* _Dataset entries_
━━━━━━━━━━━━━━━━━━━━
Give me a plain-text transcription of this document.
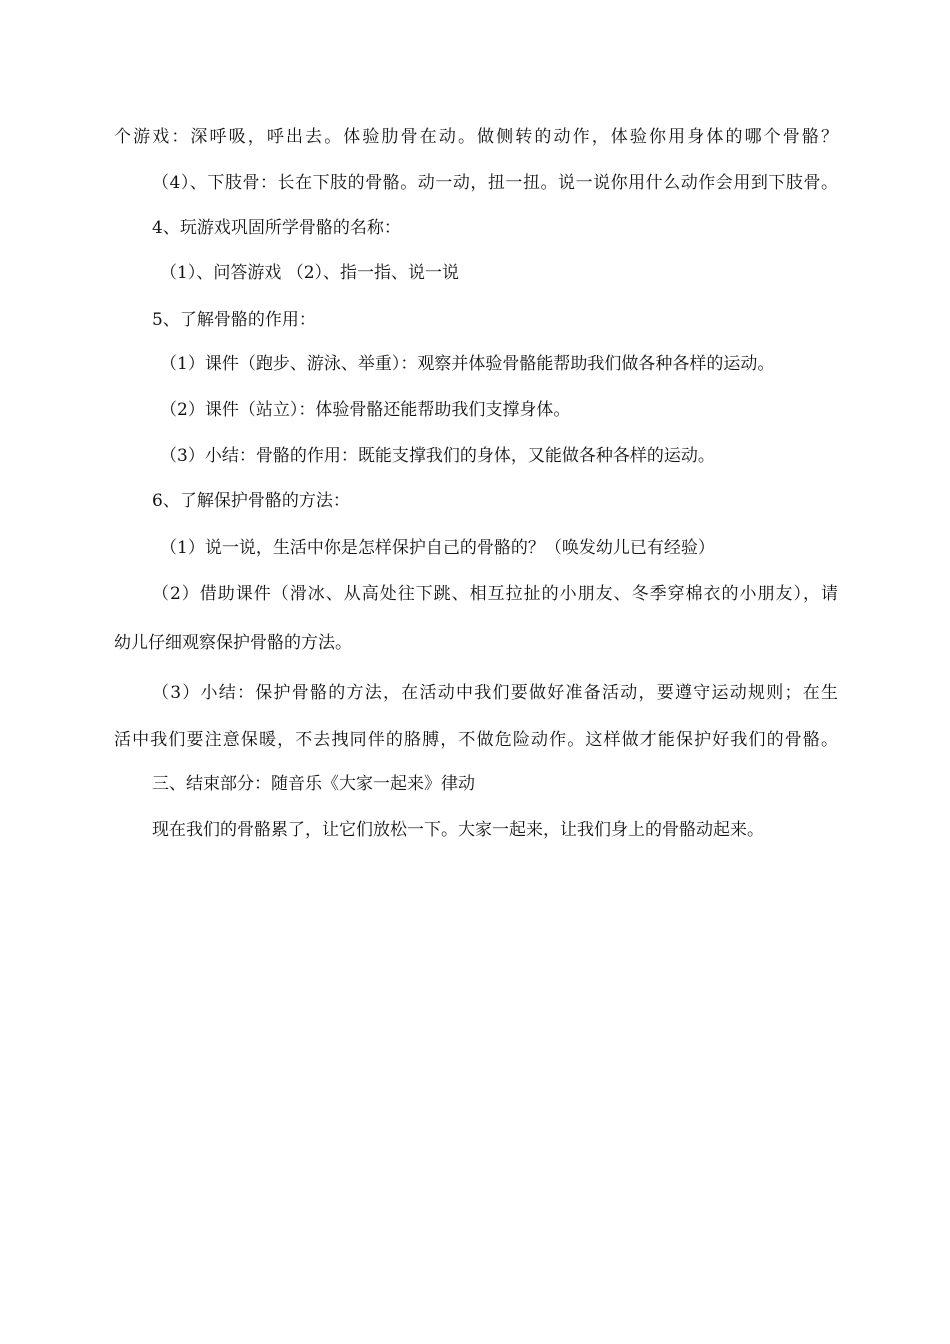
个游戏：深呼吸，呼出去。体验肋骨在动。做侧转的动作，体验你用身体的哪个骨骼？
（4）、下肢骨：长在下肢的骨骼。动一动，扭一扭。说一说你用什么动作会用到下肢骨。
4、玩游戏巩固所学骨骼的名称：
（1）、问答游戏 （2）、指一指、说一说
5、了解骨骼的作用：
（1）课件（跑步、游泳、举重）：观察并体验骨骼能帮助我们做各种各样的运动。
（2）课件（站立）：体验骨骼还能帮助我们支撑身体。
（3）小结：骨骼的作用：既能支撑我们的身体，又能做各种各样的运动。
6、了解保护骨骼的方法：
（1）说一说，生活中你是怎样保护自己的骨骼的？（唤发幼儿已有经验）
（2）借助课件（滑冰、从高处往下跳、相互拉扯的小朋友、冬季穿棉衣的小朋友），请
幼儿仔细观察保护骨骼的方法。
（3）小结：保护骨骼的方法，在活动中我们要做好准备活动，要遵守运动规则；在生
活中我们要注意保暖，不去拽同伴的胳膊，不做危险动作。这样做才能保护好我们的骨骼。
三、结束部分：随音乐《大家一起来》律动
现在我们的骨骼累了，让它们放松一下。大家一起来，让我们身上的骨骼动起来。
━━━━━━━━━━━━━━━━━━━━
* _TASK PROMPT_
Reproduce the whole listing word for word, setting aside any pictures.

* _ANSWER FOR THE TASK_
Give me a plain-text transcription of this document.
个游戏：深呼吸，呼出去。体验肋骨在动。做侧转的动作，体验你用身体的哪个骨骼？
（4）、下肢骨：长在下肢的骨骼。动一动，扭一扭。说一说你用什么动作会用到下肢骨。
4、玩游戏巩固所学骨骼的名称：
（1）、问答游戏 （2）、指一指、说一说
5、了解骨骼的作用：
（1）课件（跑步、游泳、举重）：观察并体验骨骼能帮助我们做各种各样的运动。
（2）课件（站立）：体验骨骼还能帮助我们支撑身体。
（3）小结：骨骼的作用：既能支撑我们的身体，又能做各种各样的运动。
6、了解保护骨骼的方法：
（1）说一说，生活中你是怎样保护自己的骨骼的？（唤发幼儿已有经验）
（2）借助课件（滑冰、从高处往下跳、相互拉扯的小朋友、冬季穿棉衣的小朋友），请
幼儿仔细观察保护骨骼的方法。
（3）小结：保护骨骼的方法，在活动中我们要做好准备活动，要遵守运动规则；在生
活中我们要注意保暖，不去拽同伴的胳膊，不做危险动作。这样做才能保护好我们的骨骼。
三、结束部分：随音乐《大家一起来》律动
现在我们的骨骼累了，让它们放松一下。大家一起来，让我们身上的骨骼动起来。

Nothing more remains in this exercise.